> [EXCERPTED DATA]

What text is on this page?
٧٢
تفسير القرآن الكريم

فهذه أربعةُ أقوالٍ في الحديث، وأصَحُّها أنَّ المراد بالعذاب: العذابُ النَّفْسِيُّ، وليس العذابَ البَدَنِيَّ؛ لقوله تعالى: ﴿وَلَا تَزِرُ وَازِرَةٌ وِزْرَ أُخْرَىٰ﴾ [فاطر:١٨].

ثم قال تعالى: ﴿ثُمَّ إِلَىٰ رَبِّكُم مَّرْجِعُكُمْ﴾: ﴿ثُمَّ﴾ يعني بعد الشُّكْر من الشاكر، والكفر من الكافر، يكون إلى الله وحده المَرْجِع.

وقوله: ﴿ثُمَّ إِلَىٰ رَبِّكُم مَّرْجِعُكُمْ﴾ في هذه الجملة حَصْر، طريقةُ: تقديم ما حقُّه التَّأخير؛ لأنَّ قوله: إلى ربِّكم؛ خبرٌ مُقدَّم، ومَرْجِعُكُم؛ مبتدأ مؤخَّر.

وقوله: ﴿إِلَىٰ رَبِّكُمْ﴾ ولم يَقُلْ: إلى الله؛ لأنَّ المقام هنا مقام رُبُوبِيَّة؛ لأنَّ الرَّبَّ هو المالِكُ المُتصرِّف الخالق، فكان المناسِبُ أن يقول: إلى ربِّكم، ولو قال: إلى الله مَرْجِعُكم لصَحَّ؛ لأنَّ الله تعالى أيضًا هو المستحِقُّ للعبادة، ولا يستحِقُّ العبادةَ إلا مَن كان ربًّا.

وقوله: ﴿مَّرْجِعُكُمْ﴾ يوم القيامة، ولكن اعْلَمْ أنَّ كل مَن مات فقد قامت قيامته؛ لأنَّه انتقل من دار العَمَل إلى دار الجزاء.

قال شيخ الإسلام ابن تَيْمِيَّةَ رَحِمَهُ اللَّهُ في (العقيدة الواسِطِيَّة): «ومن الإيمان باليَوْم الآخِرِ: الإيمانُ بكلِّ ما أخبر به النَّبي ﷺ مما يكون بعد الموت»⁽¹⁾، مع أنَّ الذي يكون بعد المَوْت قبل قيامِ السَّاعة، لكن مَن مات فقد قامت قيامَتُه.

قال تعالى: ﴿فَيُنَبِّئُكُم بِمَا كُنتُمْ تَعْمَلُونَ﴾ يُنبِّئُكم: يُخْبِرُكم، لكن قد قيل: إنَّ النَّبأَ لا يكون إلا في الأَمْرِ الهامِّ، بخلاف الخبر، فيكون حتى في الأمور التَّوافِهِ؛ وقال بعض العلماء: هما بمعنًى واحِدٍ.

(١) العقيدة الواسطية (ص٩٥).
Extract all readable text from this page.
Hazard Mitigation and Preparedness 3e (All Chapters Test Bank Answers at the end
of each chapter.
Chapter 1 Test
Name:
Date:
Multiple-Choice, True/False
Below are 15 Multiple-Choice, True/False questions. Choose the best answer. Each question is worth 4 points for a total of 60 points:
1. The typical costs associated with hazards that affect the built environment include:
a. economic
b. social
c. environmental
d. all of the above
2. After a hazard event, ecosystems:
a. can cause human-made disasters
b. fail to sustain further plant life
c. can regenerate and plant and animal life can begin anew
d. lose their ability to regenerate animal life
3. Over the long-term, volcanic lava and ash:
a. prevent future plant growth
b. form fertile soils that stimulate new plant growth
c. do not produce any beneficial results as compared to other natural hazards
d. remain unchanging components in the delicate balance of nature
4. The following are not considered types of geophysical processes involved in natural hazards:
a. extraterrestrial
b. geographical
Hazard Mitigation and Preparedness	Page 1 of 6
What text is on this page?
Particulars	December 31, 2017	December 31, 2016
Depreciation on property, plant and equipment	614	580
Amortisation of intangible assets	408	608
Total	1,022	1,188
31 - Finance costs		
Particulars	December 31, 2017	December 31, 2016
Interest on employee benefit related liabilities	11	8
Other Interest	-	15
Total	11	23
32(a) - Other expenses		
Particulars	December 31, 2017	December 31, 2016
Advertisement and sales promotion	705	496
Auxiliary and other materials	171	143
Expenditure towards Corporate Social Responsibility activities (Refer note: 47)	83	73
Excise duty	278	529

> [STATED TASK] Scan the entries above. Copy each line that has the string "True".

> [THE SOLUTION]
Multiple-Choice, True/False
Below are 15 Multiple-Choice, True/False questions. Choose the best answer. Each question is worth 4 points for a total of 60 points:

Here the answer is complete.